### WRITTEN EXERCISE
Output the records. Match them exactly.

### MATERIAL TO PROCESS
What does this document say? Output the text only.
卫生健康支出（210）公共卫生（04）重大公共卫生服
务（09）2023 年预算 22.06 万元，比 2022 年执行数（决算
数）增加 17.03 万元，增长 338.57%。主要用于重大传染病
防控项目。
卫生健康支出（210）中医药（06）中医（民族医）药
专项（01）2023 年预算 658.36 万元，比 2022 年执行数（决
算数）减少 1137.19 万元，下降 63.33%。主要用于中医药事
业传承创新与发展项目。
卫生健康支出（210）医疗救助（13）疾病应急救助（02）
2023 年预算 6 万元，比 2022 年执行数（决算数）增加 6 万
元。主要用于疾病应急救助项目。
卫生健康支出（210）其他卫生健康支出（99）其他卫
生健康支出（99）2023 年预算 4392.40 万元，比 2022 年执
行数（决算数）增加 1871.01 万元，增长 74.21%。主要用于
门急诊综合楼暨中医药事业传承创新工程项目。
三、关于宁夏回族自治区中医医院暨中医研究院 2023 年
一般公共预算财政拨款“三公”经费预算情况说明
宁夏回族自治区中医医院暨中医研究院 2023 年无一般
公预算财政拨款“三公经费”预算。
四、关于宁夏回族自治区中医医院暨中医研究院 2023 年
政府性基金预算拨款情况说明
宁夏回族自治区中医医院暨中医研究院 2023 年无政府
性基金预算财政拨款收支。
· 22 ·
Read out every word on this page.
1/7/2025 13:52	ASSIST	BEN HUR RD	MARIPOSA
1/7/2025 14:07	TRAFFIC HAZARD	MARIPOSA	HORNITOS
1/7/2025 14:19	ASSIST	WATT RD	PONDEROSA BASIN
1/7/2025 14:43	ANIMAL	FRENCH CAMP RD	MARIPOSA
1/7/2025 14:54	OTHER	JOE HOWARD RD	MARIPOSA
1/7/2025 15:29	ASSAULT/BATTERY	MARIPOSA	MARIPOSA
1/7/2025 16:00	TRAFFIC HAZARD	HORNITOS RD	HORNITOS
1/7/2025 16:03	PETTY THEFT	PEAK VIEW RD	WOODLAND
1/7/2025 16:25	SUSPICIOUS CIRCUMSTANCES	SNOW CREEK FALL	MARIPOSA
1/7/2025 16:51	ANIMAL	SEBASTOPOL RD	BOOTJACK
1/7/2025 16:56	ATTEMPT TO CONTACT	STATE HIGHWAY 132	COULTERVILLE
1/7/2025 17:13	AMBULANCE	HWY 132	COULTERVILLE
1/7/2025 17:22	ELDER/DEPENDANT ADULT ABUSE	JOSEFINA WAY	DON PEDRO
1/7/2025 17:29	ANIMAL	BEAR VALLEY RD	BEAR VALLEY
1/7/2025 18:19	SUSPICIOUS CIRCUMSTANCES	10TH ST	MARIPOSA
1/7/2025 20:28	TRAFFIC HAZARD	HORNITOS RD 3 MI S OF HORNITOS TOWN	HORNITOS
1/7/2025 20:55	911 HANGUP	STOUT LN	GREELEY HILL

### THE COMPLETED TASK
What does this document say? Output the text only.
卫生健康支出（210）公共卫生（04）重大公共卫生服
务（09）2023 年预算 22.06 万元，比 2022 年执行数（决算
数）增加 17.03 万元，增长 338.57%。主要用于重大传染病
防控项目。
卫生健康支出（210）中医药（06）中医（民族医）药
专项（01）2023 年预算 658.36 万元，比 2022 年执行数（决
算数）减少 1137.19 万元，下降 63.33%。主要用于中医药事
业传承创新与发展项目。
卫生健康支出（210）医疗救助（13）疾病应急救助（02）
2023 年预算 6 万元，比 2022 年执行数（决算数）增加 6 万
元。主要用于疾病应急救助项目。
卫生健康支出（210）其他卫生健康支出（99）其他卫
生健康支出（99）2023 年预算 4392.40 万元，比 2022 年执
行数（决算数）增加 1871.01 万元，增长 74.21%。主要用于
门急诊综合楼暨中医药事业传承创新工程项目。
三、关于宁夏回族自治区中医医院暨中医研究院 2023 年
一般公共预算财政拨款“三公”经费预算情况说明
宁夏回族自治区中医医院暨中医研究院 2023 年无一般
公预算财政拨款“三公经费”预算。
四、关于宁夏回族自治区中医医院暨中医研究院 2023 年
政府性基金预算拨款情况说明
宁夏回族自治区中医医院暨中医研究院 2023 年无政府
性基金预算财政拨款收支。
· 22 ·
Read out every word on this page.
1/7/2025 13:52	ASSIST	BEN HUR RD	MARIPOSA
1/7/2025 14:07	TRAFFIC HAZARD	MARIPOSA	HORNITOS
1/7/2025 14:19	ASSIST	WATT RD	PONDEROSA BASIN
1/7/2025 14:43	ANIMAL	FRENCH CAMP RD	MARIPOSA
1/7/2025 14:54	OTHER	JOE HOWARD RD	MARIPOSA
1/7/2025 15:29	ASSAULT/BATTERY	MARIPOSA	MARIPOSA
1/7/2025 16:00	TRAFFIC HAZARD	HORNITOS RD	HORNITOS
1/7/2025 16:03	PETTY THEFT	PEAK VIEW RD	WOODLAND
1/7/2025 16:25	SUSPICIOUS CIRCUMSTANCES	SNOW CREEK FALL	MARIPOSA
1/7/2025 16:51	ANIMAL	SEBASTOPOL RD	BOOTJACK
1/7/2025 16:56	ATTEMPT TO CONTACT	STATE HIGHWAY 132	COULTERVILLE
1/7/2025 17:13	AMBULANCE	HWY 132	COULTERVILLE
1/7/2025 17:22	ELDER/DEPENDANT ADULT ABUSE	JOSEFINA WAY	DON PEDRO
1/7/2025 17:29	ANIMAL	BEAR VALLEY RD	BEAR VALLEY
1/7/2025 18:19	SUSPICIOUS CIRCUMSTANCES	10TH ST	MARIPOSA
1/7/2025 20:28	TRAFFIC HAZARD	HORNITOS RD 3 MI S OF HORNITOS TOWN	HORNITOS
1/7/2025 20:55	911 HANGUP	STOUT LN	GREELEY HILL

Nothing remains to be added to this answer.